* [Exercise brief] Of the lines below, count those containing the word "houses". Reply with the number alone.

* [Data records]
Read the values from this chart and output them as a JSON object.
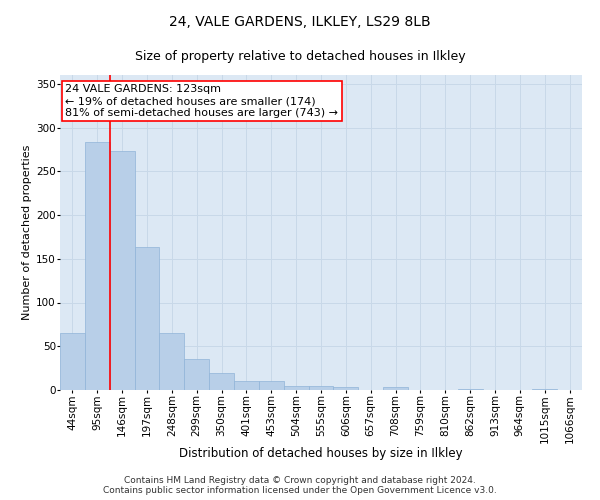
{
  "title1": "24, VALE GARDENS, ILKLEY, LS29 8LB",
  "title2": "Size of property relative to detached houses in Ilkley",
  "xlabel": "Distribution of detached houses by size in Ilkley",
  "ylabel": "Number of detached properties",
  "categories": [
    "44sqm",
    "95sqm",
    "146sqm",
    "197sqm",
    "248sqm",
    "299sqm",
    "350sqm",
    "401sqm",
    "453sqm",
    "504sqm",
    "555sqm",
    "606sqm",
    "657sqm",
    "708sqm",
    "759sqm",
    "810sqm",
    "862sqm",
    "913sqm",
    "964sqm",
    "1015sqm",
    "1066sqm"
  ],
  "values": [
    65,
    283,
    273,
    163,
    65,
    35,
    20,
    10,
    10,
    5,
    5,
    3,
    0,
    3,
    0,
    0,
    1,
    0,
    0,
    1,
    0
  ],
  "bar_color": "#b8cfe8",
  "bar_edge_color": "#90b4d8",
  "vline_x_index": 1.5,
  "vline_color": "red",
  "annotation_text": "24 VALE GARDENS: 123sqm\n← 19% of detached houses are smaller (174)\n81% of semi-detached houses are larger (743) →",
  "annotation_box_color": "white",
  "annotation_box_edge_color": "red",
  "ylim": [
    0,
    360
  ],
  "yticks": [
    0,
    50,
    100,
    150,
    200,
    250,
    300,
    350
  ],
  "grid_color": "#c8d8e8",
  "background_color": "#dce8f4",
  "footer_text": "Contains HM Land Registry data © Crown copyright and database right 2024.\nContains public sector information licensed under the Open Government Licence v3.0.",
  "title1_fontsize": 10,
  "title2_fontsize": 9,
  "xlabel_fontsize": 8.5,
  "ylabel_fontsize": 8,
  "tick_fontsize": 7.5,
  "annotation_fontsize": 8,
  "footer_fontsize": 6.5
}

* [Right answer] 3